◆ Goal ◆
Return every record verbatim.

◆ Stored records ◆
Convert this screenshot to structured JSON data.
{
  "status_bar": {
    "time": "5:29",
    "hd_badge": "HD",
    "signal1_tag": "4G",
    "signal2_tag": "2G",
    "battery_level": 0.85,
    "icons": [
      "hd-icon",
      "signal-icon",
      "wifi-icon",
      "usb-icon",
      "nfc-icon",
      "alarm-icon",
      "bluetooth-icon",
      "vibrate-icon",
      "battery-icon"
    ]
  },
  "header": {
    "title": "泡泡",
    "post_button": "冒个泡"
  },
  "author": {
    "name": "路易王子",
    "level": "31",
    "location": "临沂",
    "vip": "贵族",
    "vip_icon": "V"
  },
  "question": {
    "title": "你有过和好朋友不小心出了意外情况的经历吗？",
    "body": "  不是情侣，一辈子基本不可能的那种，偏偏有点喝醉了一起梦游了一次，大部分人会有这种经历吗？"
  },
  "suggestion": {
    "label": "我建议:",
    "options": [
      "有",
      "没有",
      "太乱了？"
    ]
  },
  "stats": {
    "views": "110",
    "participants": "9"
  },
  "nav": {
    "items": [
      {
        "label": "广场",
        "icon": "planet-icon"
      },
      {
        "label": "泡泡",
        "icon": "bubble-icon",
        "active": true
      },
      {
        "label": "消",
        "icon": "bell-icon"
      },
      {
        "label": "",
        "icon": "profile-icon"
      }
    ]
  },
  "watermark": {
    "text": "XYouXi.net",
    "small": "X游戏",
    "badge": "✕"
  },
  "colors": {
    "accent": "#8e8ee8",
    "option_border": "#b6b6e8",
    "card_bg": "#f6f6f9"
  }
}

◆ Answer to the exercise ◆
Convert this screenshot to structured JSON data.
{
  "status_bar": {
    "time": "5:29",
    "hd_badge": "HD",
    "signal1_tag": "4G",
    "signal2_tag": "2G",
    "battery_level": 0.85,
    "icons": [
      "hd-icon",
      "signal-icon",
      "wifi-icon",
      "usb-icon",
      "nfc-icon",
      "alarm-icon",
      "bluetooth-icon",
      "vibrate-icon",
      "battery-icon"
    ]
  },
  "header": {
    "title": "泡泡",
    "post_button": "冒个泡"
  },
  "author": {
    "name": "路易王子",
    "level": "31",
    "location": "临沂",
    "vip": "贵族",
    "vip_icon": "V"
  },
  "question": {
    "title": "你有过和好朋友不小心出了意外情况的经历吗？",
    "body": "  不是情侣，一辈子基本不可能的那种，偏偏有点喝醉了一起梦游了一次，大部分人会有这种经历吗？"
  },
  "suggestion": {
    "label": "我建议:",
    "options": [
      "有",
      "没有",
      "太乱了？"
    ]
  },
  "stats": {
    "views": "110",
    "participants": "9"
  },
  "nav": {
    "items": [
      {
        "label": "广场",
        "icon": "planet-icon"
      },
      {
        "label": "泡泡",
        "icon": "bubble-icon",
        "active": true
      },
      {
        "label": "消",
        "icon": "bell-icon"
      },
      {
        "label": "",
        "icon": "profile-icon"
      }
    ]
  },
  "watermark": {
    "text": "XYouXi.net",
    "small": "X游戏",
    "badge": "✕"
  },
  "colors": {
    "accent": "#8e8ee8",
    "option_border": "#b6b6e8",
    "card_bg": "#f6f6f9"
  }
}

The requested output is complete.